ACTIVITY:
Here is a listing. Write it all out again exactly, but not its pictures.

GIVEN DATA:
···

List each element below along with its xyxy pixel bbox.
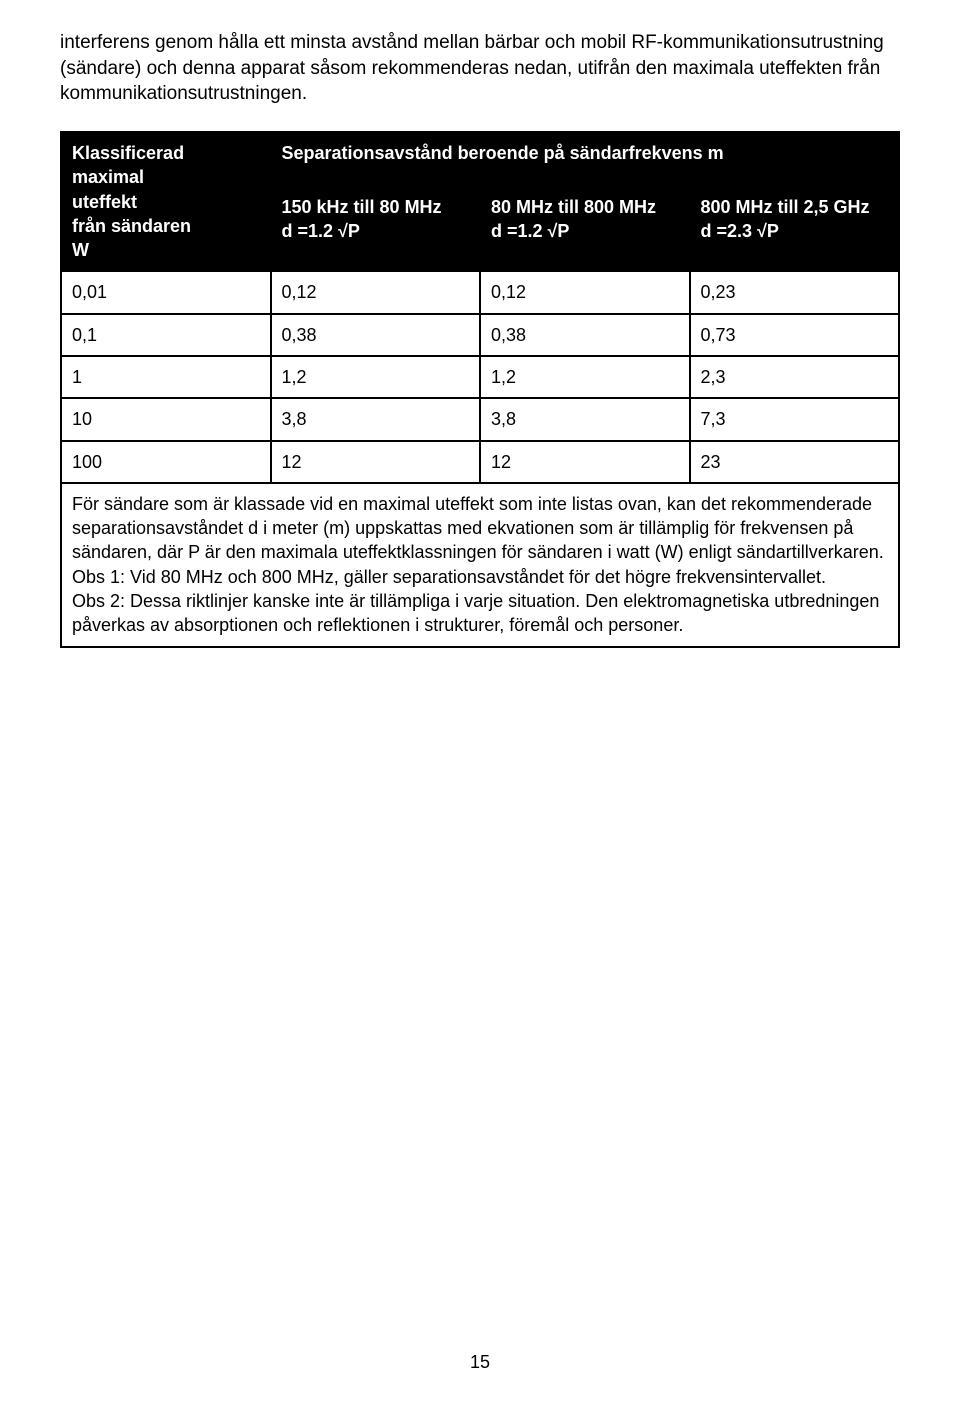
cell: 0,23 [690,271,900,313]
table-row: 1 1,2 1,2 2,3 [61,356,899,398]
table-row: 0,1 0,38 0,38 0,73 [61,314,899,356]
cell: 0,73 [690,314,900,356]
cell: 12 [480,441,690,483]
cell: 0,12 [480,271,690,313]
cell: 1 [61,356,271,398]
cell: 2,3 [690,356,900,398]
header-span: Separationsavstånd beroende på sändarfre… [271,132,900,186]
table-row: 100 12 12 23 [61,441,899,483]
table-row: 0,01 0,12 0,12 0,23 [61,271,899,313]
subheader-0: 150 kHz till 80 MHzd =1.2 √P [271,186,481,271]
subheader-2: 800 MHz till 2,5 GHzd =2.3 √P [690,186,900,271]
cell: 7,3 [690,398,900,440]
cell: 0,12 [271,271,481,313]
cell: 12 [271,441,481,483]
cell: 0,1 [61,314,271,356]
intro-paragraph: interferens genom hålla ett minsta avstå… [60,30,900,107]
cell: 23 [690,441,900,483]
table-body: 0,01 0,12 0,12 0,23 0,1 0,38 0,38 0,73 1… [61,271,899,646]
cell: 0,01 [61,271,271,313]
cell: 3,8 [480,398,690,440]
cell: 0,38 [271,314,481,356]
header-left: Klassificerad maximaluteffektfrån sändar… [61,132,271,271]
page: interferens genom hålla ett minsta avstå… [0,0,960,1401]
cell: 3,8 [271,398,481,440]
table-header-row-1: Klassificerad maximaluteffektfrån sändar… [61,132,899,186]
table-notes: För sändare som är klassade vid en maxim… [61,483,899,647]
table-row: 10 3,8 3,8 7,3 [61,398,899,440]
cell: 10 [61,398,271,440]
table-notes-row: För sändare som är klassade vid en maxim… [61,483,899,647]
subheader-1: 80 MHz till 800 MHzd =1.2 √P [480,186,690,271]
separation-table: Klassificerad maximaluteffektfrån sändar… [60,131,900,648]
cell: 1,2 [480,356,690,398]
page-number: 15 [0,1352,960,1373]
cell: 0,38 [480,314,690,356]
cell: 100 [61,441,271,483]
table-head: Klassificerad maximaluteffektfrån sändar… [61,132,899,271]
cell: 1,2 [271,356,481,398]
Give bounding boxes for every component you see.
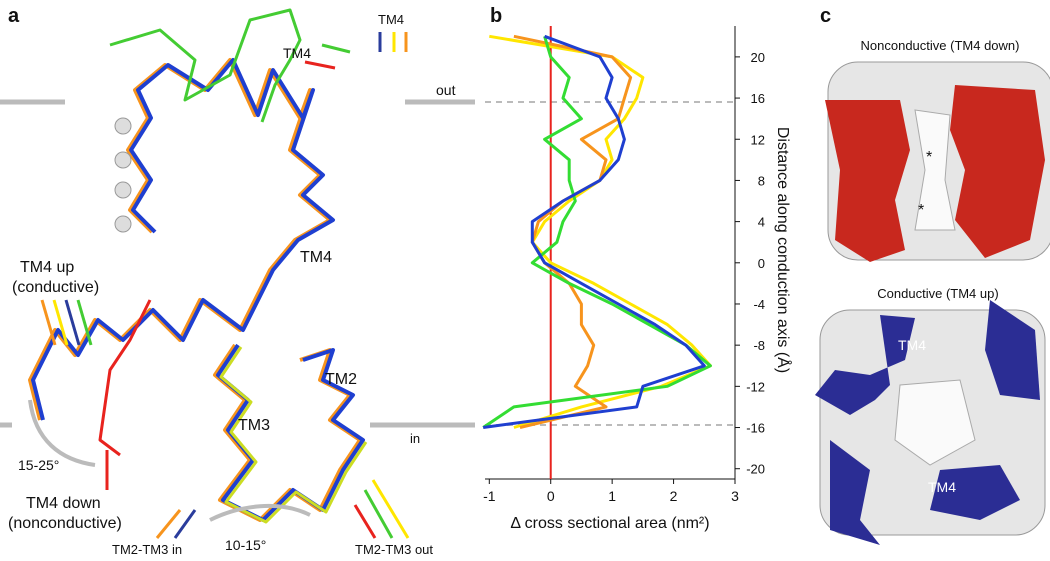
annotation: TM4 (898, 337, 926, 353)
membrane-markers (0, 99, 475, 428)
protein-ribbons (28, 8, 368, 524)
annotation: TM2-TM3 out (355, 542, 433, 557)
annotation: TM4 (300, 249, 332, 266)
annotation: Nonconductive (TM4 down) (861, 38, 1020, 53)
x-tick-label: 1 (608, 488, 616, 504)
y-tick-label: 4 (758, 215, 765, 230)
annotation: TM4 (378, 12, 404, 27)
y-tick-label: 8 (758, 173, 765, 188)
panel-label: b (490, 5, 502, 27)
annotation: Conductive (TM4 up) (877, 286, 998, 301)
annotation: out (436, 82, 456, 98)
annotation: TM2-TM3 in (112, 542, 182, 557)
panel-label: c (820, 5, 831, 27)
annotation: 10-15° (225, 537, 266, 553)
y-tick-label: 20 (751, 50, 765, 65)
x-tick-label: 3 (731, 488, 739, 504)
annotation: TM4 (283, 45, 311, 61)
annotation: * (926, 149, 932, 166)
annotation: TM4 (928, 479, 956, 495)
x-tick-label: -1 (483, 488, 496, 504)
y-tick-label: -4 (753, 297, 765, 312)
annotation: TM4 down (26, 495, 101, 512)
series-line (482, 35, 712, 429)
y-axis-label: Distance along conduction axis (Å) (774, 127, 793, 373)
annotation: (nonconductive) (8, 515, 122, 532)
y-tick-label: -8 (753, 338, 765, 353)
pore-surface-top (825, 61, 1050, 262)
annotation: TM2 (325, 371, 357, 388)
pore-surface-bottom (815, 300, 1046, 545)
series-line (489, 34, 712, 429)
x-tick-label: 0 (547, 488, 555, 504)
x-tick-label: 2 (670, 488, 678, 504)
series-line (483, 34, 706, 429)
y-tick-label: 0 (758, 256, 765, 271)
y-tick-label: 16 (751, 91, 765, 106)
chart: b Δ cross sectional area (nm²) Distance … (482, 5, 793, 532)
arrows (28, 32, 410, 539)
y-tick-label: 12 (751, 132, 765, 147)
series-line (513, 34, 633, 429)
x-axis-label: Δ cross sectional area (nm²) (510, 515, 709, 532)
annotation: TM4 up (20, 259, 74, 276)
panel-label: a (8, 5, 20, 27)
ion-spheres (114, 117, 132, 233)
annotation: 15-25° (18, 457, 59, 473)
annotation: in (410, 431, 420, 446)
annotation: (conductive) (12, 279, 99, 296)
y-tick-label: -12 (746, 379, 765, 394)
annotation: TM3 (238, 417, 270, 434)
y-tick-label: -16 (746, 421, 765, 436)
y-tick-label: -20 (746, 462, 765, 477)
annotation: * (918, 202, 924, 219)
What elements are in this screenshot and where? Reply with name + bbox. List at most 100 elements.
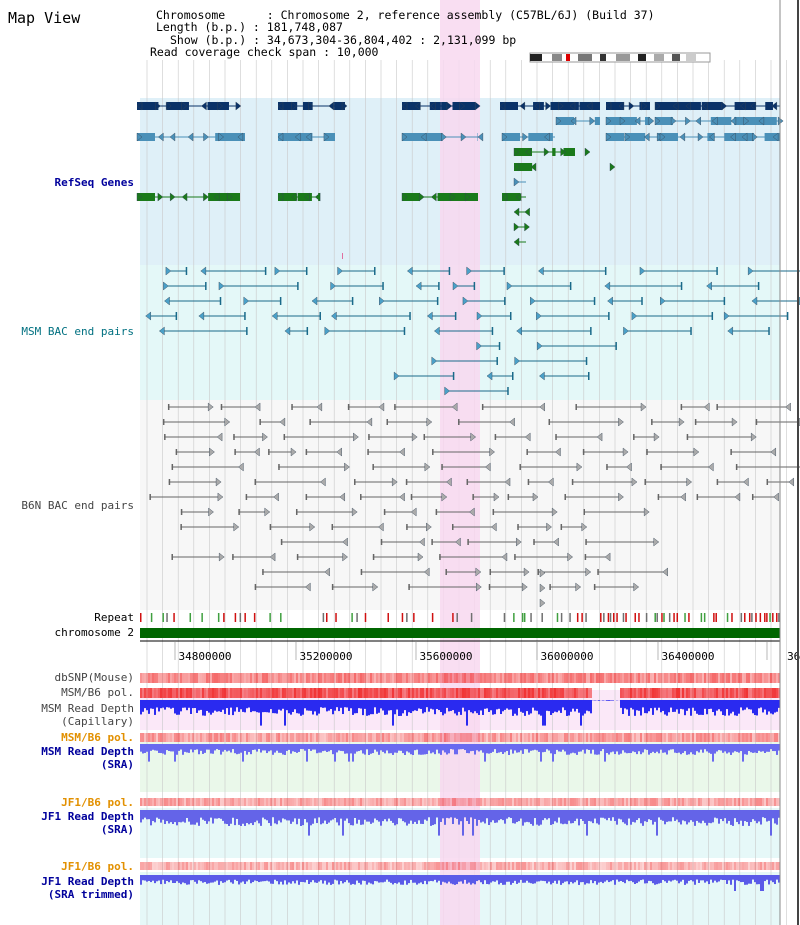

···

ANSWER TO THE EXERCISE:
List each element below along with its xyxy pixel bbox.
cell: 0,23 [690,271,900,313]
table-row: 1 1,2 1,2 2,3 [61,356,899,398]
table-row: 0,1 0,38 0,38 0,73 [61,314,899,356]
cell: 0,73 [690,314,900,356]
cell: 12 [480,441,690,483]
cell: 0,12 [480,271,690,313]
cell: 1 [61,356,271,398]
cell: 2,3 [690,356,900,398]
header-span: Separationsavstånd beroende på sändarfre… [271,132,900,186]
table-row: 100 12 12 23 [61,441,899,483]
table-row: 0,01 0,12 0,12 0,23 [61,271,899,313]
subheader-0: 150 kHz till 80 MHzd =1.2 √P [271,186,481,271]
subheader-2: 800 MHz till 2,5 GHzd =2.3 √P [690,186,900,271]
cell: 7,3 [690,398,900,440]
cell: 0,12 [271,271,481,313]
cell: 12 [271,441,481,483]
cell: 0,1 [61,314,271,356]
intro-paragraph: interferens genom hålla ett minsta avstå… [60,30,900,107]
cell: 23 [690,441,900,483]
table-body: 0,01 0,12 0,12 0,23 0,1 0,38 0,38 0,73 1… [61,271,899,646]
cell: 0,01 [61,271,271,313]
cell: 3,8 [480,398,690,440]
cell: 0,38 [271,314,481,356]
header-left: Klassificerad maximaluteffektfrån sändar… [61,132,271,271]
page: interferens genom hålla ett minsta avstå… [0,0,960,1401]
cell: 3,8 [271,398,481,440]
table-header-row-1: Klassificerad maximaluteffektfrån sändar… [61,132,899,186]
table-notes: För sändare som är klassade vid en maxim… [61,483,899,647]
table-row: 10 3,8 3,8 7,3 [61,398,899,440]
cell: 10 [61,398,271,440]
table-notes-row: För sändare som är klassade vid en maxim… [61,483,899,647]
subheader-1: 80 MHz till 800 MHzd =1.2 √P [480,186,690,271]
separation-table: Klassificerad maximaluteffektfrån sändar… [60,131,900,648]
cell: 1,2 [480,356,690,398]
page-number: 15 [0,1352,960,1373]
cell: 0,38 [480,314,690,356]
cell: 100 [61,441,271,483]
table-head: Klassificerad maximaluteffektfrån sändar… [61,132,899,271]
cell: 1,2 [271,356,481,398]
Give bounding boxes for every component you see.
annotation: TM4 (898, 337, 926, 353)
membrane-markers (0, 99, 475, 428)
protein-ribbons (28, 8, 368, 524)
annotation: TM2-TM3 out (355, 542, 433, 557)
annotation: TM4 (300, 249, 332, 266)
annotation: Nonconductive (TM4 down) (861, 38, 1020, 53)
x-tick-label: 1 (608, 488, 616, 504)
y-tick-label: 4 (758, 215, 765, 230)
annotation: TM4 (378, 12, 404, 27)
y-tick-label: 8 (758, 173, 765, 188)
panel-label: b (490, 5, 502, 27)
annotation: Conductive (TM4 up) (877, 286, 998, 301)
annotation: out (436, 82, 456, 98)
annotation: TM2-TM3 in (112, 542, 182, 557)
panel-label: c (820, 5, 831, 27)
annotation: 10-15° (225, 537, 266, 553)
y-tick-label: 20 (751, 50, 765, 65)
x-tick-label: 3 (731, 488, 739, 504)
annotation: TM4 (283, 45, 311, 61)
annotation: * (926, 149, 932, 166)
annotation: TM4 (928, 479, 956, 495)
x-tick-label: -1 (483, 488, 496, 504)
y-tick-label: -4 (753, 297, 765, 312)
annotation: TM4 down (26, 495, 101, 512)
series-line (482, 35, 712, 429)
y-axis-label: Distance along conduction axis (Å) (774, 127, 793, 373)
annotation: (nonconductive) (8, 515, 122, 532)
y-tick-label: -8 (753, 338, 765, 353)
pore-surface-top (825, 61, 1050, 262)
annotation: TM2 (325, 371, 357, 388)
pore-surface-bottom (815, 300, 1046, 545)
series-line (489, 34, 712, 429)
x-tick-label: 0 (547, 488, 555, 504)
x-tick-label: 2 (670, 488, 678, 504)
series-line (483, 34, 706, 429)
y-tick-label: 0 (758, 256, 765, 271)
y-tick-label: 16 (751, 91, 765, 106)
chart: b Δ cross sectional area (nm²) Distance … (482, 5, 793, 532)
arrows (28, 32, 410, 539)
y-tick-label: 12 (751, 132, 765, 147)
series-line (513, 34, 633, 429)
x-axis-label: Δ cross sectional area (nm²) (510, 515, 709, 532)
annotation: TM4 up (20, 259, 74, 276)
panel-label: a (8, 5, 20, 27)
ion-spheres (114, 117, 132, 233)
annotation: 15-25° (18, 457, 59, 473)
annotation: in (410, 431, 420, 446)
annotation: (conductive) (12, 279, 99, 296)
y-tick-label: -12 (746, 379, 765, 394)
annotation: TM3 (238, 417, 270, 434)
y-tick-label: -16 (746, 421, 765, 436)
y-tick-label: -20 (746, 462, 765, 477)
annotation: * (918, 202, 924, 219)
What elements are in this screenshot and where? Reply with name + bbox. List at most 100 elements.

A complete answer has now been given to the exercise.